- Task description: From the listing below, work out how many lines contain "title". Reply with that number only.

[start Dataset]

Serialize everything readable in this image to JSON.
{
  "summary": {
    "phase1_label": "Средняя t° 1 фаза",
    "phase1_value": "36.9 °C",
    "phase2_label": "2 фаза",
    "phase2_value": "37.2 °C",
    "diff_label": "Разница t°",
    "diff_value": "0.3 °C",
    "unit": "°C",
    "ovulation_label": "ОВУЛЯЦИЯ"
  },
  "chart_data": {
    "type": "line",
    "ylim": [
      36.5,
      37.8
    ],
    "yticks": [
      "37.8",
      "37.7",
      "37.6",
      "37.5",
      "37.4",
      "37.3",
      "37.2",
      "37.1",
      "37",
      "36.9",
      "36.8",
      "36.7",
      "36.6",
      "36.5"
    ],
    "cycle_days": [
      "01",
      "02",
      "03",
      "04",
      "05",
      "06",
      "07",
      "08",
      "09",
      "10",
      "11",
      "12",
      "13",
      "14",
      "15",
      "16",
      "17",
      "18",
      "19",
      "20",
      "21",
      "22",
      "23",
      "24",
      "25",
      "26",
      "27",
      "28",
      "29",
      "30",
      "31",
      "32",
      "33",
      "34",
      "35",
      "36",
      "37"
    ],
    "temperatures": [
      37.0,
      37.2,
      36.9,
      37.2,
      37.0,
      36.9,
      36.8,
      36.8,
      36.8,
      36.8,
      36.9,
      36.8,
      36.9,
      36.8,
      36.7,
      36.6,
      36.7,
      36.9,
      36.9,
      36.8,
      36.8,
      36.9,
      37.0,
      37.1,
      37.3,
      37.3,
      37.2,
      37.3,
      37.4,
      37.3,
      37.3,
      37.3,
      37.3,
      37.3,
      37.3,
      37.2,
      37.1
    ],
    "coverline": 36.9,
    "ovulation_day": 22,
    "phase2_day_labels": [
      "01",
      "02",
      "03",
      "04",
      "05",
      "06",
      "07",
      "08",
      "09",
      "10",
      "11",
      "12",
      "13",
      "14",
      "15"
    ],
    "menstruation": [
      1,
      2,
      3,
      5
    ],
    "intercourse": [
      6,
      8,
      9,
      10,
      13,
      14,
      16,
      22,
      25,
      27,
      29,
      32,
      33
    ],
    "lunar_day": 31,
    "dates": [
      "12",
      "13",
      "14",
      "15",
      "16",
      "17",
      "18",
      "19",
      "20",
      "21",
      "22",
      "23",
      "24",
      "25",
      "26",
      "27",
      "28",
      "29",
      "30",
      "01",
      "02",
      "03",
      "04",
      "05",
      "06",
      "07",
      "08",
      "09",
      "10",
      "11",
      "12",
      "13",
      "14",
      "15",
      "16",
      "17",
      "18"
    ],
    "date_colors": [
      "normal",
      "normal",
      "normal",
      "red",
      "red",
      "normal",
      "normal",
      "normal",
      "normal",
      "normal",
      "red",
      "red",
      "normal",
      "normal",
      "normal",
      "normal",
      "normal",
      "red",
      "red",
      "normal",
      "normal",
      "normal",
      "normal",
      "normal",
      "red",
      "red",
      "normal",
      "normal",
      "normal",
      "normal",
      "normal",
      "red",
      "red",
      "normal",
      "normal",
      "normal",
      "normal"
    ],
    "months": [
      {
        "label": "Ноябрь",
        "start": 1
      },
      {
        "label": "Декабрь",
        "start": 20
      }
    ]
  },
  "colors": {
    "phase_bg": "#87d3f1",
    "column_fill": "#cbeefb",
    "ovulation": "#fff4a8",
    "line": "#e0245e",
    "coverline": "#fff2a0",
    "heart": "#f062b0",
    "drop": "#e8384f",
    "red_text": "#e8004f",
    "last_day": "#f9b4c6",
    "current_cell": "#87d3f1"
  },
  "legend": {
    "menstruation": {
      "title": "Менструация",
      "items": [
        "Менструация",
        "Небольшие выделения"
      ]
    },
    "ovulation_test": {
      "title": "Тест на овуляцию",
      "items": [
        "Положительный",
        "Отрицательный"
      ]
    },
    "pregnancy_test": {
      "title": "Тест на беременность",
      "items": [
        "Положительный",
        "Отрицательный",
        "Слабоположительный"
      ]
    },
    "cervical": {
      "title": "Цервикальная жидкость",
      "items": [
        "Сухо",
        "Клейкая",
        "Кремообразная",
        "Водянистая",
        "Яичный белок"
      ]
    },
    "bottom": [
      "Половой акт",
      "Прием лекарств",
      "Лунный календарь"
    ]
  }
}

[end Dataset]

- The result: 4